### Instructions to follow:
The records that follow are to be repeated exactly, with the pictures removed.

--- Begin Data section ---

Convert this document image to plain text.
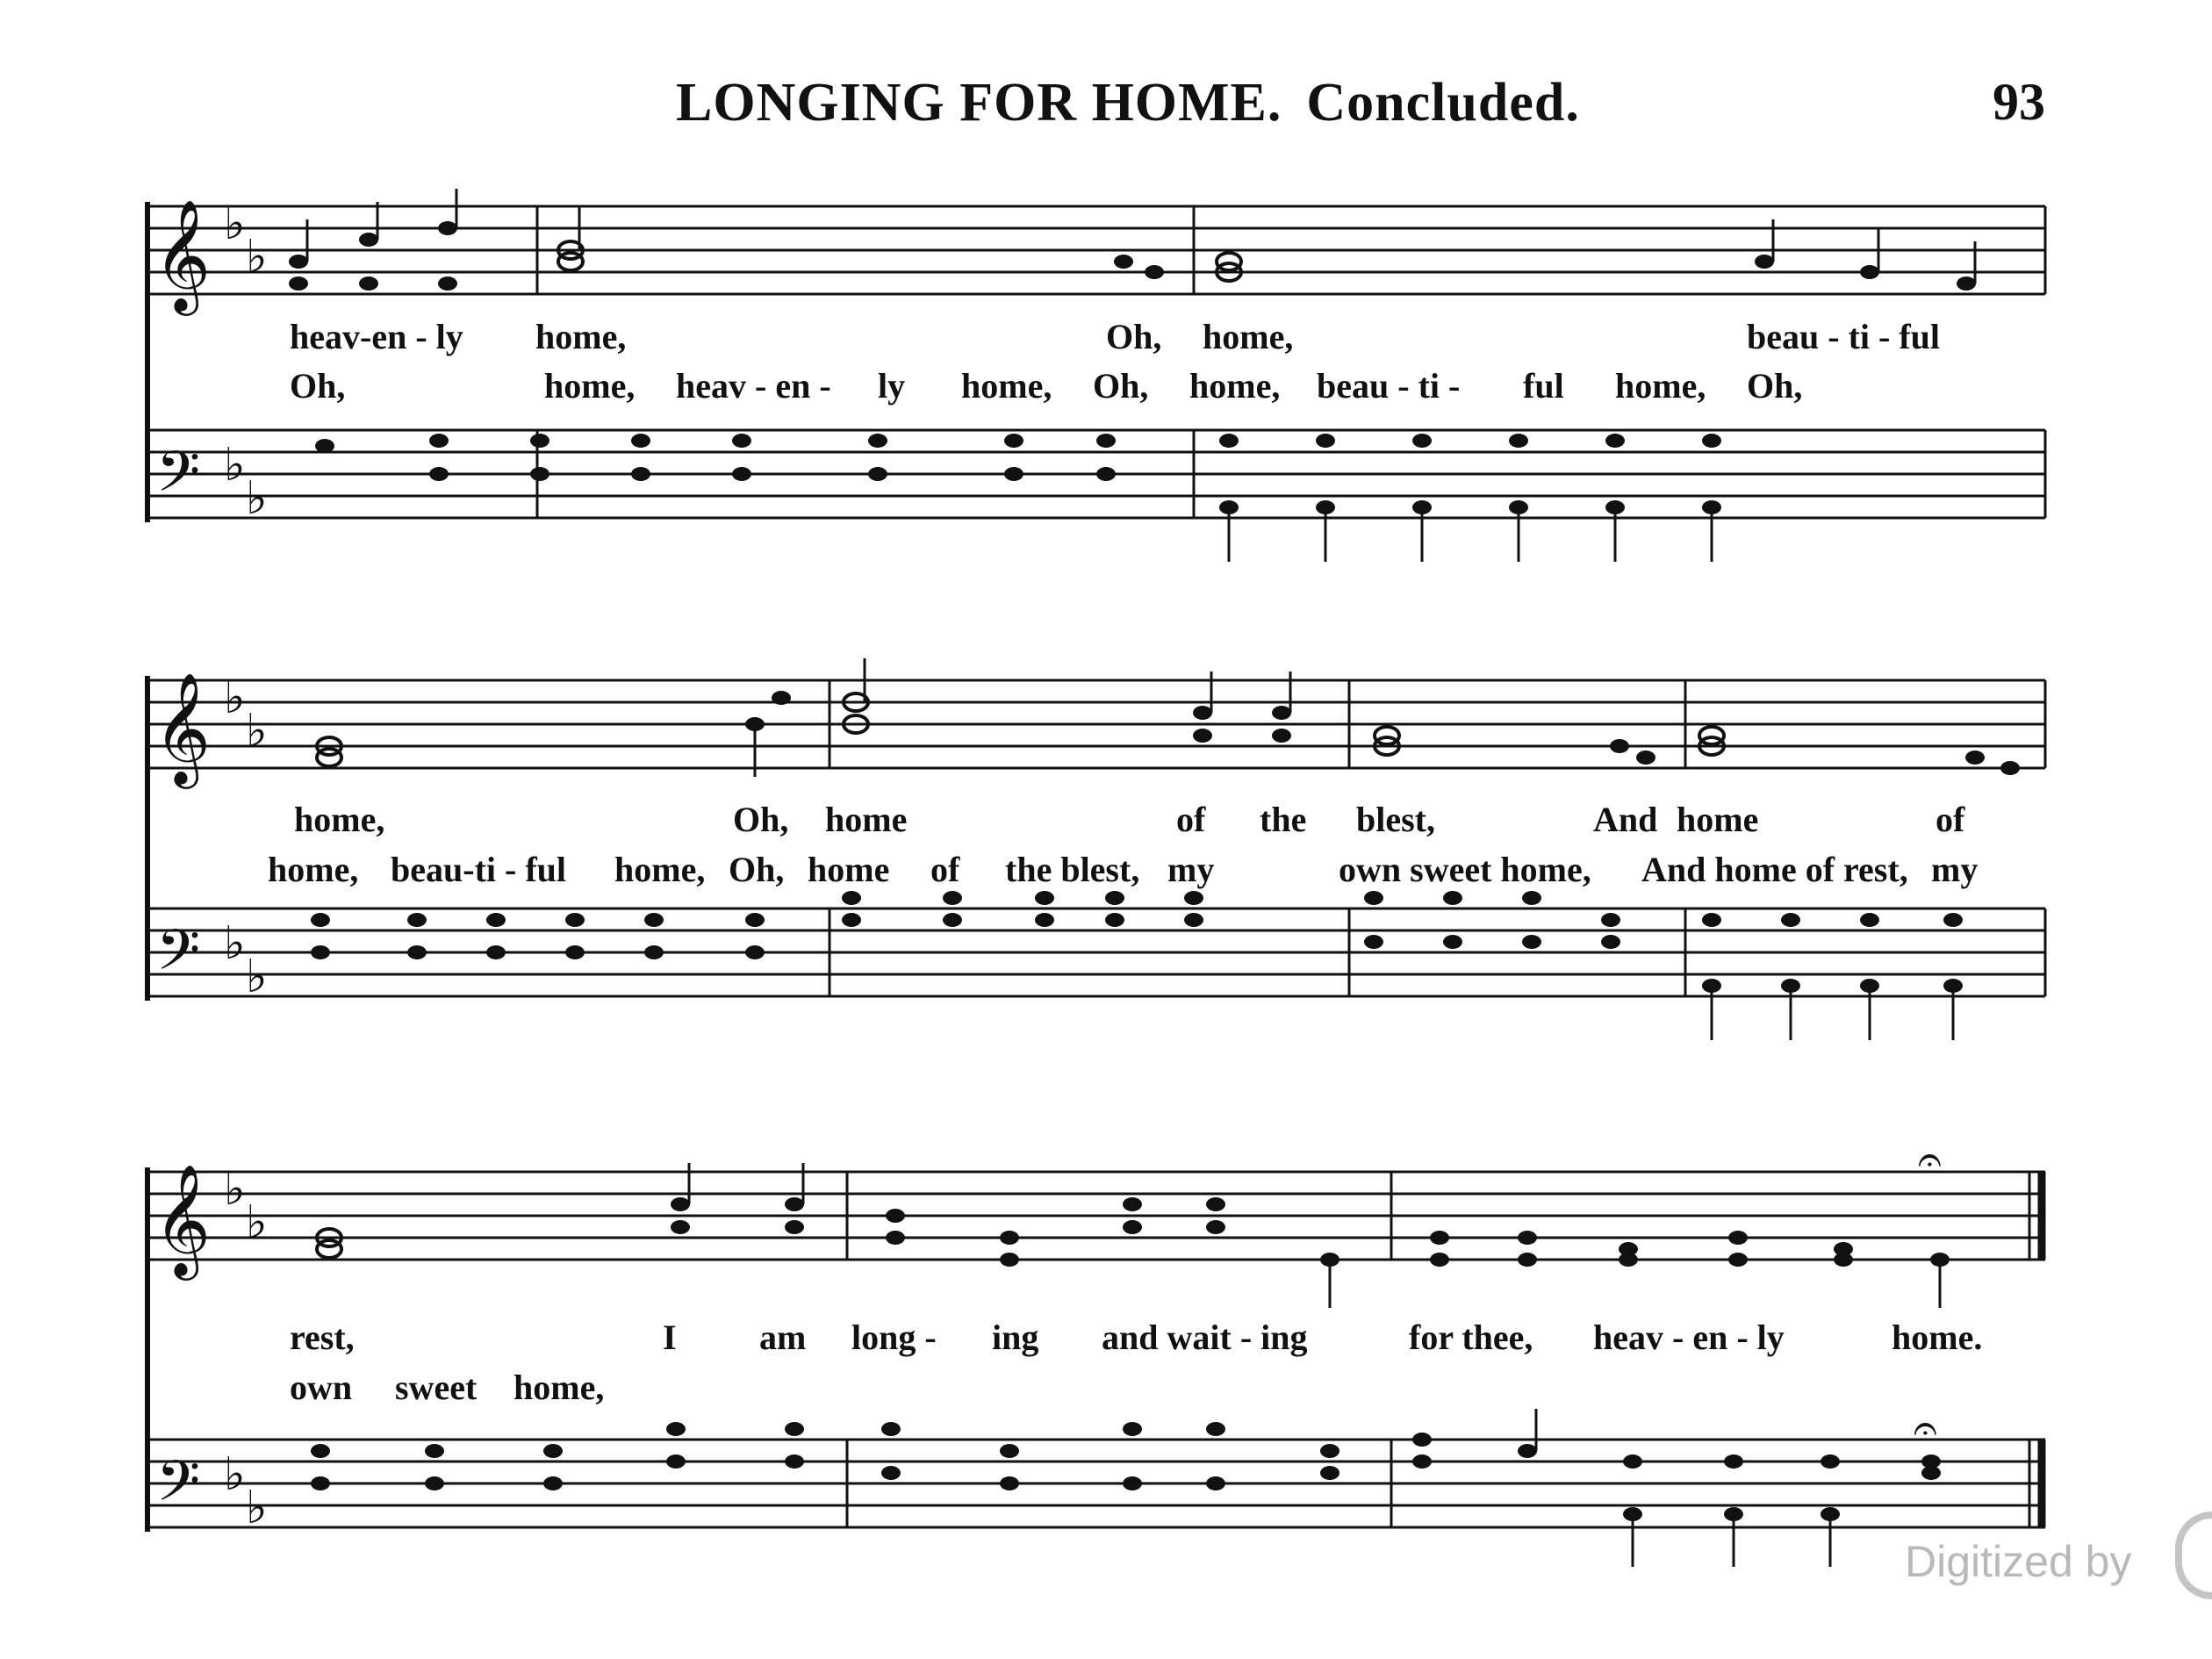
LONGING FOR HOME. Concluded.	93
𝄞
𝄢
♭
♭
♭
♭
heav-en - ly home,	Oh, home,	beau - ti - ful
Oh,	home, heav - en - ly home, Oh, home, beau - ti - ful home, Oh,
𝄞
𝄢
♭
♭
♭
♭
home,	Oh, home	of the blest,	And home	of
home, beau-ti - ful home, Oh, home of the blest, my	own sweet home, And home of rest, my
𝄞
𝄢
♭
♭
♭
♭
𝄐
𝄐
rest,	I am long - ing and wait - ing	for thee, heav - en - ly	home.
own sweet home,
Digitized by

--- End Data section ---

### Exercise response:
Convert this document image to plain text.
LONGING FOR HOME. Concluded.	93
𝄞
𝄢
♭
♭
♭
♭
heav-en - ly home,	Oh, home,	beau - ti - ful
Oh,	home, heav - en - ly home, Oh, home, beau - ti - ful home, Oh,
𝄞
𝄢
♭
♭
♭
♭
home,	Oh, home	of the blest,	And home	of
home, beau-ti - ful home, Oh, home of the blest, my	own sweet home, And home of rest, my
𝄞
𝄢
♭
♭
♭
♭
𝄐
𝄐
rest,	I am long - ing and wait - ing	for thee, heav - en - ly	home.
own sweet home,
Digitized by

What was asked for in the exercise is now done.